> **To be done**: Reproduce the entire listing word for word.

> **Dataset entries**:
[start]

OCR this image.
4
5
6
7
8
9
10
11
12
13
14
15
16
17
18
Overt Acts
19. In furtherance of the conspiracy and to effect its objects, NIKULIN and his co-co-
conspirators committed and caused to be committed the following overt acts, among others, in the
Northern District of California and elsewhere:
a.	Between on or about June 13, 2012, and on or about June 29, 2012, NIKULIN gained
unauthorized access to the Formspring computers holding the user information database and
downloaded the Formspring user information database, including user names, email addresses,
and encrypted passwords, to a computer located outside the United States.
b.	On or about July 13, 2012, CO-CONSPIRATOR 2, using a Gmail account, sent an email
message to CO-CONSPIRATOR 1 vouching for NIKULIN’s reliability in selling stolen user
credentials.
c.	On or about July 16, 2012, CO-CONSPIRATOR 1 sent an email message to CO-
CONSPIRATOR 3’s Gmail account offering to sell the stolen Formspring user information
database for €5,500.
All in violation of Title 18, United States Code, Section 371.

[end]

> **Exercise solution**:
OCR this image.
4
5
6
7
8
9
10
11
12
13
14
15
16
17
18
Overt Acts
19. In furtherance of the conspiracy and to effect its objects, NIKULIN and his co-co-
conspirators committed and caused to be committed the following overt acts, among others, in the
Northern District of California and elsewhere:
a.	Between on or about June 13, 2012, and on or about June 29, 2012, NIKULIN gained
unauthorized access to the Formspring computers holding the user information database and
downloaded the Formspring user information database, including user names, email addresses,
and encrypted passwords, to a computer located outside the United States.
b.	On or about July 13, 2012, CO-CONSPIRATOR 2, using a Gmail account, sent an email
message to CO-CONSPIRATOR 1 vouching for NIKULIN’s reliability in selling stolen user
credentials.
c.	On or about July 16, 2012, CO-CONSPIRATOR 1 sent an email message to CO-
CONSPIRATOR 3’s Gmail account offering to sell the stolen Formspring user information
database for €5,500.
All in violation of Title 18, United States Code, Section 371.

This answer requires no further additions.